:: Written task ::
Pick out every line of the entries below where "name" occurs, and copy those lines.

:: Dataset records ::
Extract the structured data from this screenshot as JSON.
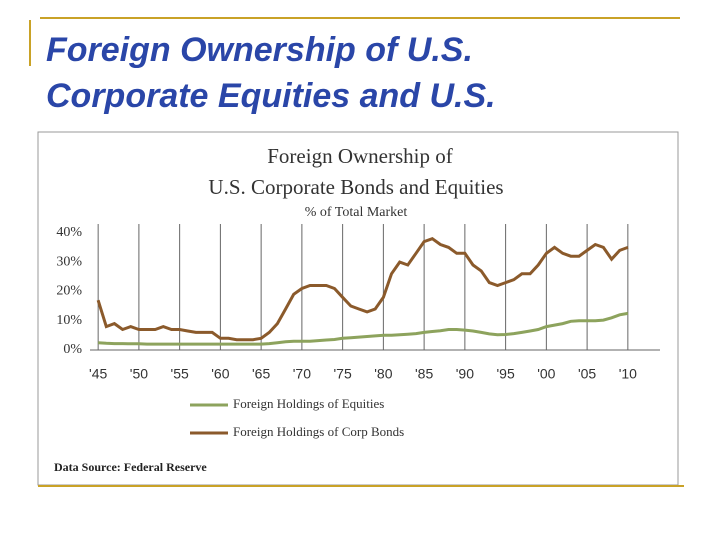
{
  "slide": {
    "title_lines": [
      "Foreign Ownership of U.S.",
      "Corporate Equities and U.S."
    ]
  },
  "chart_data": {
    "type": "line",
    "title": "Foreign Ownership of",
    "title_line2": "U.S. Corporate Bonds and Equities",
    "subtitle": "% of Total Market",
    "source": "Data Source: Federal Reserve",
    "x": [
      1945,
      1946,
      1947,
      1948,
      1949,
      1950,
      1951,
      1952,
      1953,
      1954,
      1955,
      1956,
      1957,
      1958,
      1959,
      1960,
      1961,
      1962,
      1963,
      1964,
      1965,
      1966,
      1967,
      1968,
      1969,
      1970,
      1971,
      1972,
      1973,
      1974,
      1975,
      1976,
      1977,
      1978,
      1979,
      1980,
      1981,
      1982,
      1983,
      1984,
      1985,
      1986,
      1987,
      1988,
      1989,
      1990,
      1991,
      1992,
      1993,
      1994,
      1995,
      1996,
      1997,
      1998,
      1999,
      2000,
      2001,
      2002,
      2003,
      2004,
      2005,
      2006,
      2007,
      2008,
      2009,
      2010
    ],
    "series": [
      {
        "name": "Foreign Holdings of Equities",
        "color": "#8da35d",
        "values": [
          2.5,
          2.3,
          2.2,
          2.2,
          2.1,
          2.1,
          2,
          2,
          2,
          2,
          2,
          2,
          2,
          2,
          2,
          2,
          2,
          2,
          2,
          2,
          2,
          2.2,
          2.5,
          2.8,
          3,
          3,
          3,
          3.2,
          3.4,
          3.6,
          4,
          4.2,
          4.4,
          4.6,
          4.8,
          5,
          5,
          5.2,
          5.4,
          5.6,
          6,
          6.3,
          6.6,
          7,
          7,
          6.8,
          6.5,
          6,
          5.5,
          5.2,
          5.3,
          5.6,
          6,
          6.5,
          7,
          8,
          8.5,
          9,
          9.8,
          10,
          10,
          10,
          10.2,
          11,
          12,
          12.5
        ]
      },
      {
        "name": "Foreign Holdings of Corp Bonds",
        "color": "#8b5a2b",
        "values": [
          17,
          8,
          9,
          7,
          8,
          7,
          7,
          7,
          8,
          7,
          7,
          6.5,
          6,
          6,
          6,
          4,
          4,
          3.5,
          3.5,
          3.5,
          4,
          6,
          9,
          14,
          19,
          21,
          22,
          22,
          22,
          21,
          18,
          15,
          14,
          13,
          14,
          18,
          26,
          30,
          29,
          33,
          37,
          38,
          36,
          35,
          33,
          33,
          29,
          27,
          23,
          22,
          23,
          24,
          26,
          26,
          29,
          33,
          35,
          33,
          32,
          32,
          34,
          36,
          35,
          31,
          34,
          35
        ]
      }
    ],
    "xlim": [
      1944,
      2011
    ],
    "xticks": [
      {
        "value": 1945,
        "label": "'45"
      },
      {
        "value": 1950,
        "label": "'50"
      },
      {
        "value": 1955,
        "label": "'55"
      },
      {
        "value": 1960,
        "label": "'60"
      },
      {
        "value": 1965,
        "label": "'65"
      },
      {
        "value": 1970,
        "label": "'70"
      },
      {
        "value": 1975,
        "label": "'75"
      },
      {
        "value": 1980,
        "label": "'80"
      },
      {
        "value": 1985,
        "label": "'85"
      },
      {
        "value": 1990,
        "label": "'90"
      },
      {
        "value": 1995,
        "label": "'95"
      },
      {
        "value": 2000,
        "label": "'00"
      },
      {
        "value": 2005,
        "label": "'05"
      },
      {
        "value": 2010,
        "label": "'10"
      }
    ],
    "ylim": [
      0,
      43
    ],
    "yticks": [
      {
        "value": 0,
        "label": "0%"
      },
      {
        "value": 10,
        "label": "10%"
      },
      {
        "value": 20,
        "label": "20%"
      },
      {
        "value": 30,
        "label": "30%"
      },
      {
        "value": 40,
        "label": "40%"
      }
    ],
    "grid": true
  }
}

:: Full solution ::
        "name": "Foreign Holdings of Equities",
        "name": "Foreign Holdings of Corp Bonds",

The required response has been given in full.